• Exercise prompt
Set down each line of the material that follows, exactly, with no pictures.

• Supplied data
'''

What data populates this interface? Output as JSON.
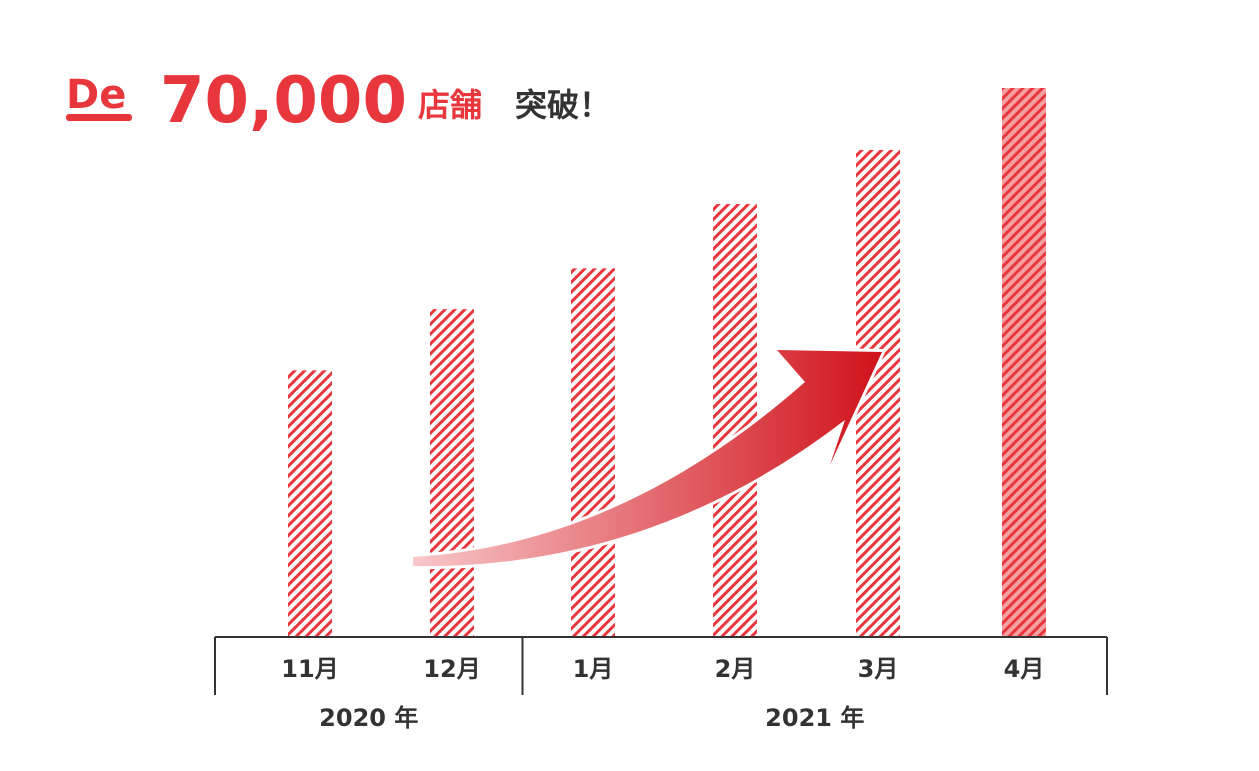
{
  "chart_data": {
    "type": "bar",
    "title": {
      "logo": "De",
      "number": "70,000",
      "unit": "店舗",
      "suffix": "突破！"
    },
    "categories": [
      "11月",
      "12月",
      "1月",
      "2月",
      "3月",
      "4月"
    ],
    "values": [
      34000,
      41800,
      47000,
      55200,
      62100,
      70000
    ],
    "color": "#e8363d",
    "highlight_index": 5,
    "highlight_color": "#f5a0a0",
    "groups": [
      {
        "label": "2020 年",
        "size": 2
      },
      {
        "label": "2021 年",
        "size": 4
      }
    ],
    "ylim": [
      0,
      70000
    ]
  }
}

'''

• Written solution
What data populates this interface? Output as JSON.
{
  "chart_data": {
    "type": "bar",
    "title": {
      "logo": "De",
      "number": "70,000",
      "unit": "店舗",
      "suffix": "突破！"
    },
    "categories": [
      "11月",
      "12月",
      "1月",
      "2月",
      "3月",
      "4月"
    ],
    "values": [
      34000,
      41800,
      47000,
      55200,
      62100,
      70000
    ],
    "color": "#e8363d",
    "highlight_index": 5,
    "highlight_color": "#f5a0a0",
    "groups": [
      {
        "label": "2020 年",
        "size": 2
      },
      {
        "label": "2021 年",
        "size": 4
      }
    ],
    "ylim": [
      0,
      70000
    ]
  }
}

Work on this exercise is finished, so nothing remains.